• _Stated problem_:
Narrow the data below down to the lines containing "name".

• _Items_:
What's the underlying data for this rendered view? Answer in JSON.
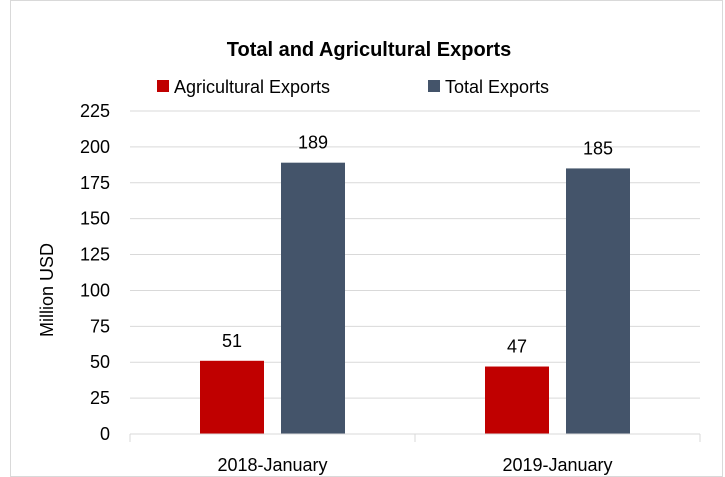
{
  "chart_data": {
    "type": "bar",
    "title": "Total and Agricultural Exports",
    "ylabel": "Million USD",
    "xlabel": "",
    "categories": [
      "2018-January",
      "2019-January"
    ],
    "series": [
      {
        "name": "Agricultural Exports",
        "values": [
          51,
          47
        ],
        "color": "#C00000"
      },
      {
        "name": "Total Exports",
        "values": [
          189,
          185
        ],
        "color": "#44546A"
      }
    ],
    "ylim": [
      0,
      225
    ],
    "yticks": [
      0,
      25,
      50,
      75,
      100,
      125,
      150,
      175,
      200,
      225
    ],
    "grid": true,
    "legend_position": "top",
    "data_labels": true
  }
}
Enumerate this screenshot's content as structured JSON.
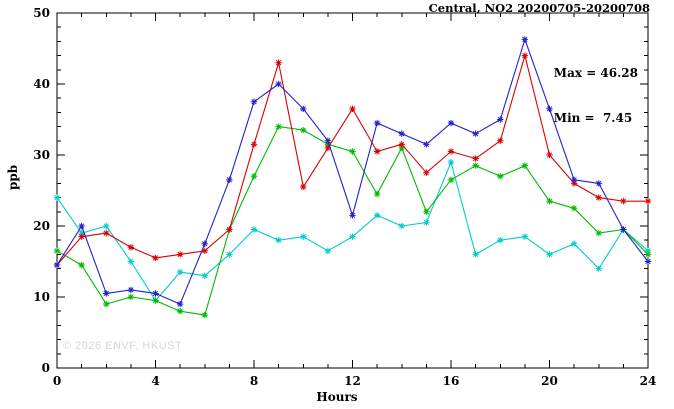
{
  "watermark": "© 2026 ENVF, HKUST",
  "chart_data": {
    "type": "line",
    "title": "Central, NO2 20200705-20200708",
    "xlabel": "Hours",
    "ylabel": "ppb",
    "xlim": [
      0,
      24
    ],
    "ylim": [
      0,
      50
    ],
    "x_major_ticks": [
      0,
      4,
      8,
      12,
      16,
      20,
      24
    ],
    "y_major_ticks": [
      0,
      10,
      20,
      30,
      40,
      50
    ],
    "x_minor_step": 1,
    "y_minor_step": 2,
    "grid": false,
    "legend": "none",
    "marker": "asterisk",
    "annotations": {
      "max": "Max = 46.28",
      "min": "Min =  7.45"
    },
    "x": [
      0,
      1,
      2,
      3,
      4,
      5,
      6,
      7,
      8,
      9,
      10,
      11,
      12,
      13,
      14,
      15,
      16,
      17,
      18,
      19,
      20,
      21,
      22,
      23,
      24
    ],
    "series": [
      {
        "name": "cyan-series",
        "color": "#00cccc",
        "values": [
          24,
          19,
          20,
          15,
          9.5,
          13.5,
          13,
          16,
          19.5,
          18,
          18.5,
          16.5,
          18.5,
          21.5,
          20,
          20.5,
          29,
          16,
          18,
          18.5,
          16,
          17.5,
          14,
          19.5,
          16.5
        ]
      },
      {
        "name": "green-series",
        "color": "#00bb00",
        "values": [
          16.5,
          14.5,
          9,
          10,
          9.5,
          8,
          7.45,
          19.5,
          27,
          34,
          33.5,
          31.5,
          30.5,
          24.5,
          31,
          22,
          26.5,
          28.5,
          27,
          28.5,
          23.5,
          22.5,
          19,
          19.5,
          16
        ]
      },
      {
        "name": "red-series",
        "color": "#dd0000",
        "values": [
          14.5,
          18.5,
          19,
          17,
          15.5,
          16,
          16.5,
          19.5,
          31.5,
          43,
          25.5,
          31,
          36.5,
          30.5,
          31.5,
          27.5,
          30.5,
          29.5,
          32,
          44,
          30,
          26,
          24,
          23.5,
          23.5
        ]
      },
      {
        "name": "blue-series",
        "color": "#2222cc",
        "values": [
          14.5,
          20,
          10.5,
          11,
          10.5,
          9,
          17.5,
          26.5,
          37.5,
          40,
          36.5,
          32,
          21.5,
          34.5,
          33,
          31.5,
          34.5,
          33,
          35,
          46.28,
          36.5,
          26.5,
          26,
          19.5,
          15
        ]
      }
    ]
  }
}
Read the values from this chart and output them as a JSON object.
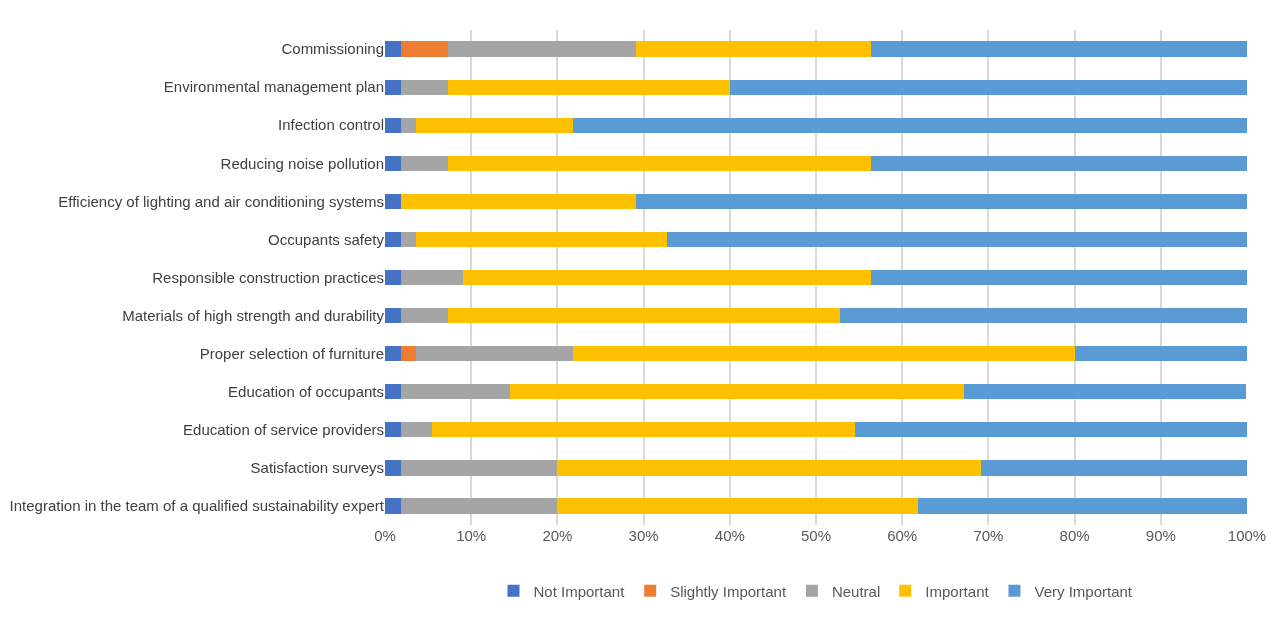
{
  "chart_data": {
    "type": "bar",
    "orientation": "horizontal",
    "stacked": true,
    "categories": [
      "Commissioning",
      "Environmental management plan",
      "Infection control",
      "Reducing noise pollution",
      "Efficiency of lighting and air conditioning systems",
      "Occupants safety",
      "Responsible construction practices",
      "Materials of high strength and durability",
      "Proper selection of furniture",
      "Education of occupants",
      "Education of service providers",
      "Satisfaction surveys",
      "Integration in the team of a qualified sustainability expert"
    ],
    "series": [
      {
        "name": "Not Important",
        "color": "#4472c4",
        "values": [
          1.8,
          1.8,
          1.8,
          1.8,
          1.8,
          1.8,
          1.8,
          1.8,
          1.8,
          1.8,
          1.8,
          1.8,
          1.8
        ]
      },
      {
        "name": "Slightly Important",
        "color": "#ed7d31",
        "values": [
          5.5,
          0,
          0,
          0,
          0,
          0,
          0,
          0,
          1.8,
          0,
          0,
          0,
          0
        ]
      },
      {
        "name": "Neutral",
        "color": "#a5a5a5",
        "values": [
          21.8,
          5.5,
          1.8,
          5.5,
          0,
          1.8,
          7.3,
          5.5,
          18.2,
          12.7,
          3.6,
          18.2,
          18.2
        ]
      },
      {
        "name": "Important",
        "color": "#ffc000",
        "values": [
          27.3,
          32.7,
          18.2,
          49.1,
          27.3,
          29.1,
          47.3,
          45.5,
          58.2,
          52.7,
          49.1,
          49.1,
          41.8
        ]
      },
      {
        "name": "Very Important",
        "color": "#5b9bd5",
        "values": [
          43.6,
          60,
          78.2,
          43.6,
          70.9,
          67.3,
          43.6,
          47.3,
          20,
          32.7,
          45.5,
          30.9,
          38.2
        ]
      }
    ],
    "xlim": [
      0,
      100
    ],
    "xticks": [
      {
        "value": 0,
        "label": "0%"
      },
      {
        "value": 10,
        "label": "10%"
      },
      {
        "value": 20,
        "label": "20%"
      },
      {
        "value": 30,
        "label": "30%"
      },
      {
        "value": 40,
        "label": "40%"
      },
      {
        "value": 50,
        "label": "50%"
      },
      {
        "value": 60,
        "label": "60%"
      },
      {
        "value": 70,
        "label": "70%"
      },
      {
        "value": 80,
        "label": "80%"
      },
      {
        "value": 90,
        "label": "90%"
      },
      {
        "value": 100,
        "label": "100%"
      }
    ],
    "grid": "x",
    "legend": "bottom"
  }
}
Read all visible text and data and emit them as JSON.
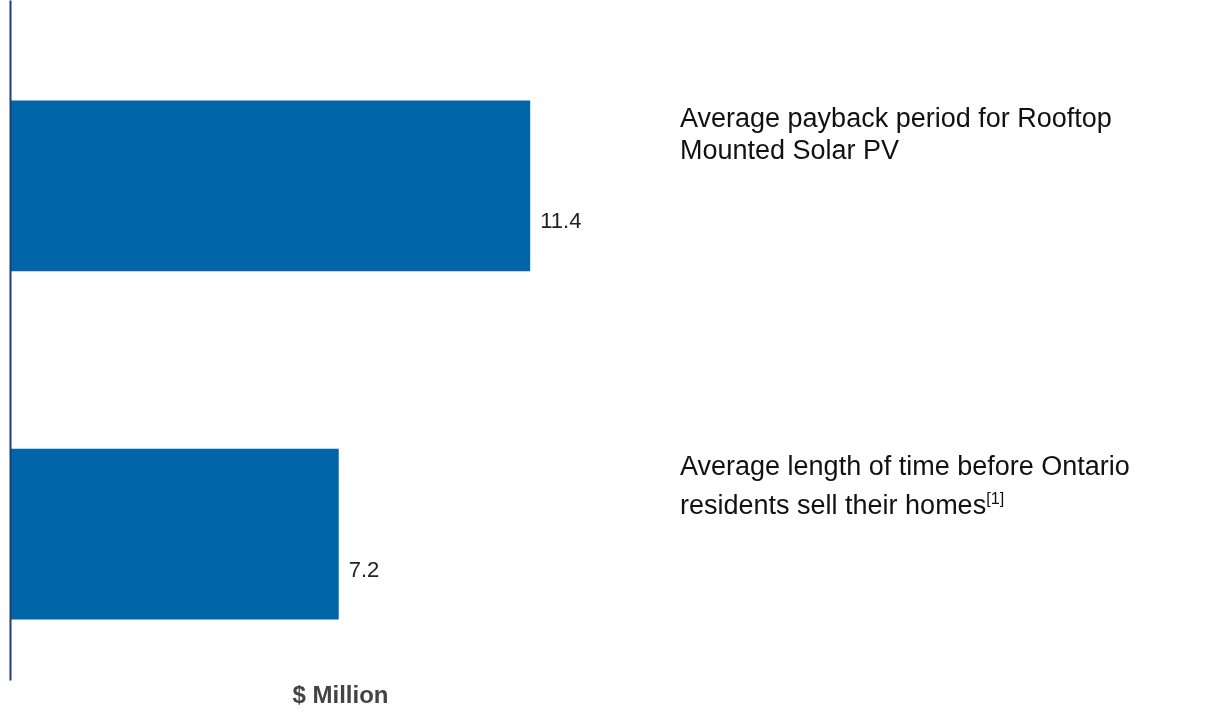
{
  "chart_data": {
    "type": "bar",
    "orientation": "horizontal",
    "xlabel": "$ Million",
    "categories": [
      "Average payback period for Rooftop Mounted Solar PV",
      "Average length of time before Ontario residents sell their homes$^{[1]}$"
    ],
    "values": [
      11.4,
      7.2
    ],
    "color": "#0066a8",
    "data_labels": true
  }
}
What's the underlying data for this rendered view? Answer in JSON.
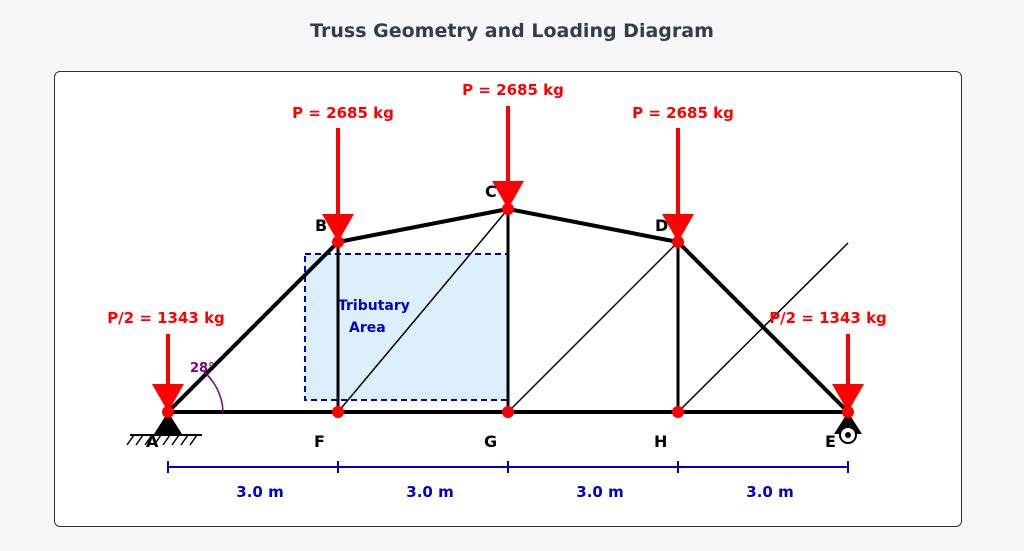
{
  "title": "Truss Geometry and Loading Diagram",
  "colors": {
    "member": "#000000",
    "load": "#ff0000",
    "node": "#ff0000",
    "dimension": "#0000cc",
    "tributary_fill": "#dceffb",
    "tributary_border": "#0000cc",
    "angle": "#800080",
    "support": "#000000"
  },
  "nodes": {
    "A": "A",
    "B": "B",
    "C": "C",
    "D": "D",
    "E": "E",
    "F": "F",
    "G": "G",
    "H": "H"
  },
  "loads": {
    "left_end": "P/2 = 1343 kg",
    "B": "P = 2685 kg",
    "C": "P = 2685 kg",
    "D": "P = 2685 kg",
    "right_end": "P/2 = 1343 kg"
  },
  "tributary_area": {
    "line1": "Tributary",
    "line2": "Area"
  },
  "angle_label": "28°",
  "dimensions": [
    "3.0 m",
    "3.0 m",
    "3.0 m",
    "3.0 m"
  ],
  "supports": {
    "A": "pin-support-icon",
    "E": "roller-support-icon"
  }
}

• _Answer to this problem_:
        "name": "Agricultural Exports",
        "name": "Total Exports",
        "name": "cyan-series",
        "name": "green-series",
        "name": "red-series",
        "name": "blue-series",
        "name": "Not Important",
        "name": "Slightly Important",
        "name": "Neutral",
        "name": "Important",
        "name": "Very Important",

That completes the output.